Work to be completed: Below is a block of records; reproduce all of them exactly and leave out any pictures.

Saved entries:
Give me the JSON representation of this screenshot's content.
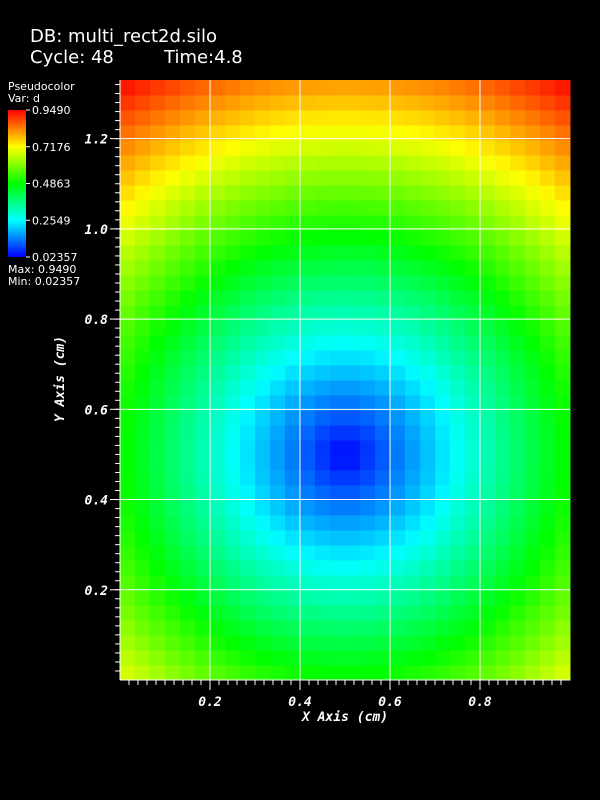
{
  "header": {
    "db": "DB: multi_rect2d.silo",
    "cycle": "Cycle: 48",
    "time": "Time:4.8"
  },
  "legend": {
    "plot_type": "Pseudocolor",
    "var": "Var: d",
    "ticks": [
      "0.9490",
      "0.7176",
      "0.4863",
      "0.2549",
      "0.02357"
    ],
    "max": "Max: 0.9490",
    "min": "Min: 0.02357",
    "colormap": [
      "#0000ff",
      "#00ffff",
      "#00ff00",
      "#ffff00",
      "#ff0000"
    ]
  },
  "chart_data": {
    "type": "heatmap",
    "xlabel": "X Axis (cm)",
    "ylabel": "Y Axis (cm)",
    "xlim": [
      0,
      1.0
    ],
    "ylim": [
      0,
      1.33
    ],
    "xticks": [
      "0.2",
      "0.4",
      "0.6",
      "0.8"
    ],
    "xtick_values": [
      0.2,
      0.4,
      0.6,
      0.8
    ],
    "yticks": [
      "0.2",
      "0.4",
      "0.6",
      "0.8",
      "1.0",
      "1.2"
    ],
    "ytick_values": [
      0.2,
      0.4,
      0.6,
      0.8,
      1.0,
      1.2
    ],
    "grid": true,
    "grid_columns": 30,
    "grid_rows": 40,
    "field": {
      "variable": "d",
      "shape": "radial",
      "center": [
        0.5,
        0.5
      ],
      "min_value": 0.02357,
      "max_value": 0.949
    }
  }
}
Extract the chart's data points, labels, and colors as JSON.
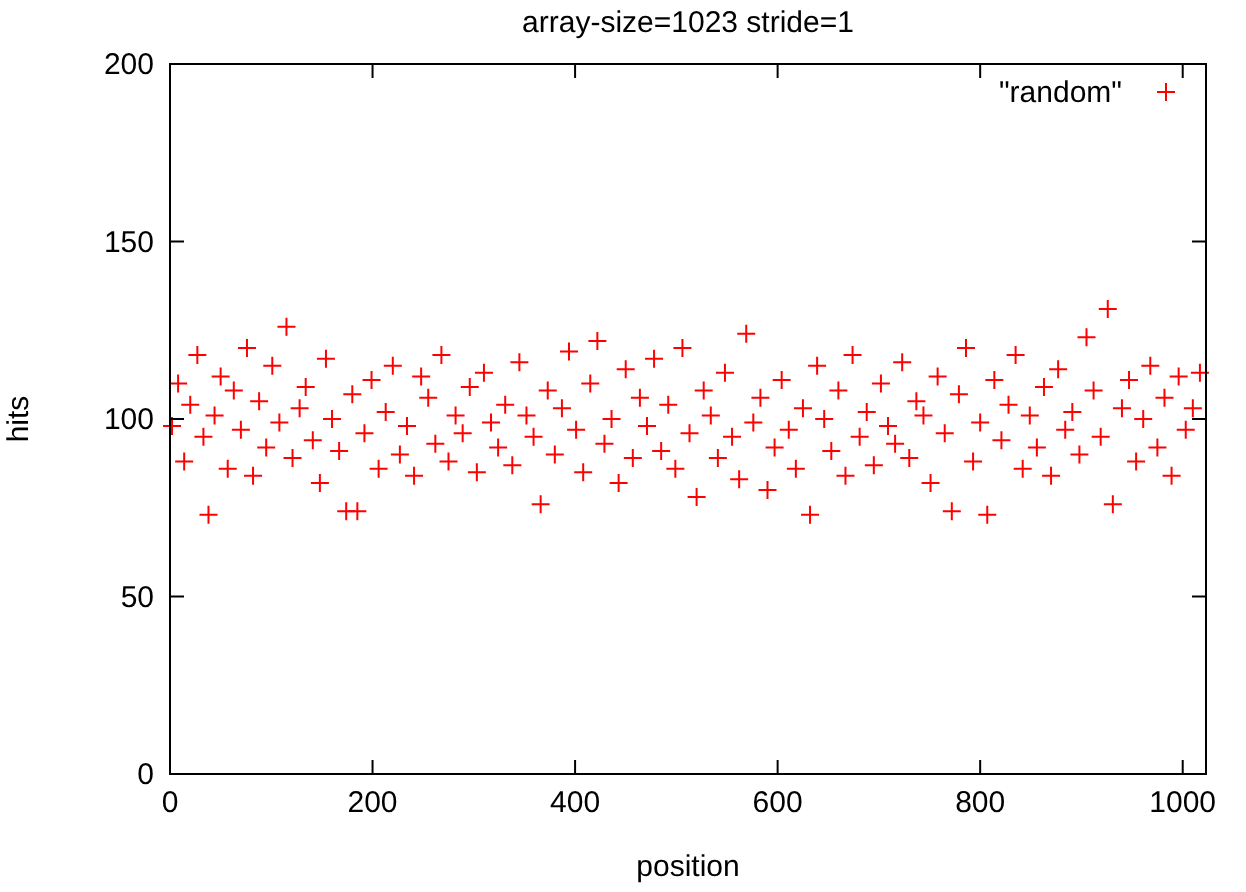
{
  "chart_data": {
    "type": "scatter",
    "title": "array-size=1023  stride=1",
    "xlabel": "position",
    "ylabel": "hits",
    "xlim": [
      0,
      1023
    ],
    "ylim": [
      0,
      200
    ],
    "xticks": [
      0,
      200,
      400,
      600,
      800,
      1000
    ],
    "yticks": [
      0,
      50,
      100,
      150,
      200
    ],
    "legend": "top right",
    "marker": "cross",
    "grid": false,
    "series": [
      {
        "name": "\"random\"",
        "color": "#ff0000",
        "x": [
          2,
          8,
          14,
          20,
          27,
          33,
          38,
          44,
          50,
          57,
          63,
          70,
          76,
          82,
          88,
          95,
          101,
          108,
          115,
          121,
          128,
          134,
          141,
          148,
          154,
          160,
          167,
          174,
          180,
          185,
          192,
          199,
          206,
          213,
          220,
          227,
          234,
          241,
          248,
          255,
          262,
          268,
          275,
          282,
          289,
          296,
          303,
          310,
          317,
          324,
          331,
          338,
          345,
          352,
          359,
          366,
          373,
          380,
          387,
          394,
          401,
          408,
          415,
          422,
          429,
          436,
          443,
          450,
          457,
          464,
          471,
          478,
          485,
          492,
          499,
          506,
          513,
          520,
          527,
          534,
          541,
          548,
          555,
          562,
          569,
          576,
          583,
          590,
          597,
          604,
          611,
          618,
          625,
          632,
          639,
          646,
          653,
          660,
          667,
          674,
          681,
          688,
          695,
          702,
          709,
          716,
          723,
          730,
          737,
          744,
          751,
          758,
          765,
          772,
          779,
          786,
          793,
          800,
          807,
          814,
          821,
          828,
          835,
          842,
          849,
          856,
          863,
          870,
          877,
          884,
          891,
          898,
          905,
          912,
          919,
          926,
          931,
          940,
          947,
          954,
          961,
          968,
          975,
          982,
          989,
          996,
          1003,
          1010,
          1017
        ],
        "values": [
          98,
          110,
          88,
          104,
          118,
          95,
          73,
          101,
          112,
          86,
          108,
          97,
          120,
          84,
          105,
          92,
          115,
          99,
          126,
          89,
          103,
          109,
          94,
          82,
          117,
          100,
          91,
          74,
          107,
          74,
          96,
          111,
          86,
          102,
          115,
          90,
          98,
          84,
          112,
          106,
          93,
          118,
          88,
          101,
          96,
          109,
          85,
          113,
          99,
          92,
          104,
          87,
          116,
          101,
          95,
          76,
          108,
          90,
          103,
          119,
          97,
          85,
          110,
          122,
          93,
          100,
          82,
          114,
          89,
          106,
          98,
          117,
          91,
          104,
          86,
          120,
          96,
          78,
          108,
          101,
          89,
          113,
          95,
          83,
          124,
          99,
          106,
          80,
          92,
          111,
          97,
          86,
          103,
          73,
          115,
          100,
          91,
          108,
          84,
          118,
          95,
          102,
          87,
          110,
          98,
          93,
          116,
          89,
          105,
          101,
          82,
          112,
          96,
          74,
          107,
          120,
          88,
          99,
          73,
          111,
          94,
          104,
          118,
          86,
          101,
          92,
          109,
          84,
          114,
          97,
          102,
          90,
          123,
          108,
          95,
          131,
          76,
          103,
          111,
          88,
          100,
          115,
          92,
          106,
          84,
          112,
          97,
          103,
          113
        ]
      }
    ]
  }
}
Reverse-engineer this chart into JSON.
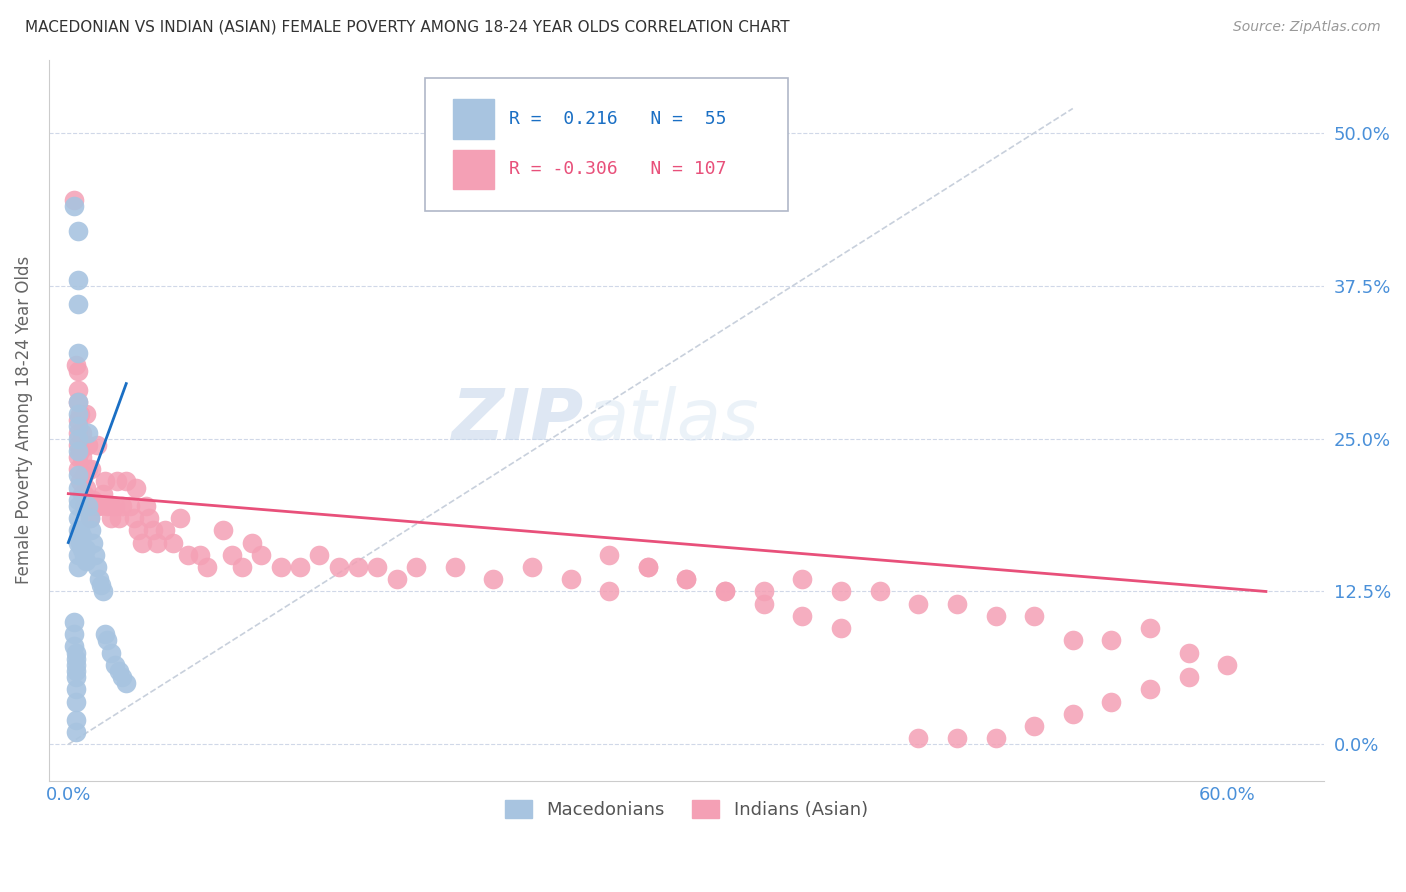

The response:
Give me the JSON representation of this screenshot's content.
{
  "header": {
    "db": "DB: multi_rect2d.silo",
    "cycle": "Cycle: 48",
    "time": "Time:4.8"
  },
  "legend": {
    "plot_type": "Pseudocolor",
    "var": "Var: d",
    "ticks": [
      "0.9490",
      "0.7176",
      "0.4863",
      "0.2549",
      "0.02357"
    ],
    "max": "Max: 0.9490",
    "min": "Min: 0.02357",
    "colormap": [
      "#0000ff",
      "#00ffff",
      "#00ff00",
      "#ffff00",
      "#ff0000"
    ]
  },
  "chart_data": {
    "type": "heatmap",
    "xlabel": "X Axis (cm)",
    "ylabel": "Y Axis (cm)",
    "xlim": [
      0,
      1.0
    ],
    "ylim": [
      0,
      1.33
    ],
    "xticks": [
      "0.2",
      "0.4",
      "0.6",
      "0.8"
    ],
    "xtick_values": [
      0.2,
      0.4,
      0.6,
      0.8
    ],
    "yticks": [
      "0.2",
      "0.4",
      "0.6",
      "0.8",
      "1.0",
      "1.2"
    ],
    "ytick_values": [
      0.2,
      0.4,
      0.6,
      0.8,
      1.0,
      1.2
    ],
    "grid": true,
    "grid_columns": 30,
    "grid_rows": 40,
    "field": {
      "variable": "d",
      "shape": "radial",
      "center": [
        0.5,
        0.5
      ],
      "min_value": 0.02357,
      "max_value": 0.949
    }
  }
}
Extract the chart's data points, labels, and colors as JSON.
{
  "chart_data": {
    "type": "scatter",
    "title": "array-size=1023  stride=1",
    "xlabel": "position",
    "ylabel": "hits",
    "xlim": [
      0,
      1023
    ],
    "ylim": [
      0,
      200
    ],
    "xticks": [
      0,
      200,
      400,
      600,
      800,
      1000
    ],
    "yticks": [
      0,
      50,
      100,
      150,
      200
    ],
    "legend": "top right",
    "marker": "cross",
    "grid": false,
    "series": [
      {
        "name": "\"random\"",
        "color": "#ff0000",
        "x": [
          2,
          8,
          14,
          20,
          27,
          33,
          38,
          44,
          50,
          57,
          63,
          70,
          76,
          82,
          88,
          95,
          101,
          108,
          115,
          121,
          128,
          134,
          141,
          148,
          154,
          160,
          167,
          174,
          180,
          185,
          192,
          199,
          206,
          213,
          220,
          227,
          234,
          241,
          248,
          255,
          262,
          268,
          275,
          282,
          289,
          296,
          303,
          310,
          317,
          324,
          331,
          338,
          345,
          352,
          359,
          366,
          373,
          380,
          387,
          394,
          401,
          408,
          415,
          422,
          429,
          436,
          443,
          450,
          457,
          464,
          471,
          478,
          485,
          492,
          499,
          506,
          513,
          520,
          527,
          534,
          541,
          548,
          555,
          562,
          569,
          576,
          583,
          590,
          597,
          604,
          611,
          618,
          625,
          632,
          639,
          646,
          653,
          660,
          667,
          674,
          681,
          688,
          695,
          702,
          709,
          716,
          723,
          730,
          737,
          744,
          751,
          758,
          765,
          772,
          779,
          786,
          793,
          800,
          807,
          814,
          821,
          828,
          835,
          842,
          849,
          856,
          863,
          870,
          877,
          884,
          891,
          898,
          905,
          912,
          919,
          926,
          931,
          940,
          947,
          954,
          961,
          968,
          975,
          982,
          989,
          996,
          1003,
          1010,
          1017
        ],
        "values": [
          98,
          110,
          88,
          104,
          118,
          95,
          73,
          101,
          112,
          86,
          108,
          97,
          120,
          84,
          105,
          92,
          115,
          99,
          126,
          89,
          103,
          109,
          94,
          82,
          117,
          100,
          91,
          74,
          107,
          74,
          96,
          111,
          86,
          102,
          115,
          90,
          98,
          84,
          112,
          106,
          93,
          118,
          88,
          101,
          96,
          109,
          85,
          113,
          99,
          92,
          104,
          87,
          116,
          101,
          95,
          76,
          108,
          90,
          103,
          119,
          97,
          85,
          110,
          122,
          93,
          100,
          82,
          114,
          89,
          106,
          98,
          117,
          91,
          104,
          86,
          120,
          96,
          78,
          108,
          101,
          89,
          113,
          95,
          83,
          124,
          99,
          106,
          80,
          92,
          111,
          97,
          86,
          103,
          73,
          115,
          100,
          91,
          108,
          84,
          118,
          95,
          102,
          87,
          110,
          98,
          93,
          116,
          89,
          105,
          101,
          82,
          112,
          96,
          74,
          107,
          120,
          88,
          99,
          73,
          111,
          94,
          104,
          118,
          86,
          101,
          92,
          109,
          84,
          114,
          97,
          102,
          90,
          123,
          108,
          95,
          131,
          76,
          103,
          111,
          88,
          100,
          115,
          92,
          106,
          84,
          112,
          97,
          103,
          113
        ]
      }
    ]
  }
}
Reverse-engineer this chart into JSON.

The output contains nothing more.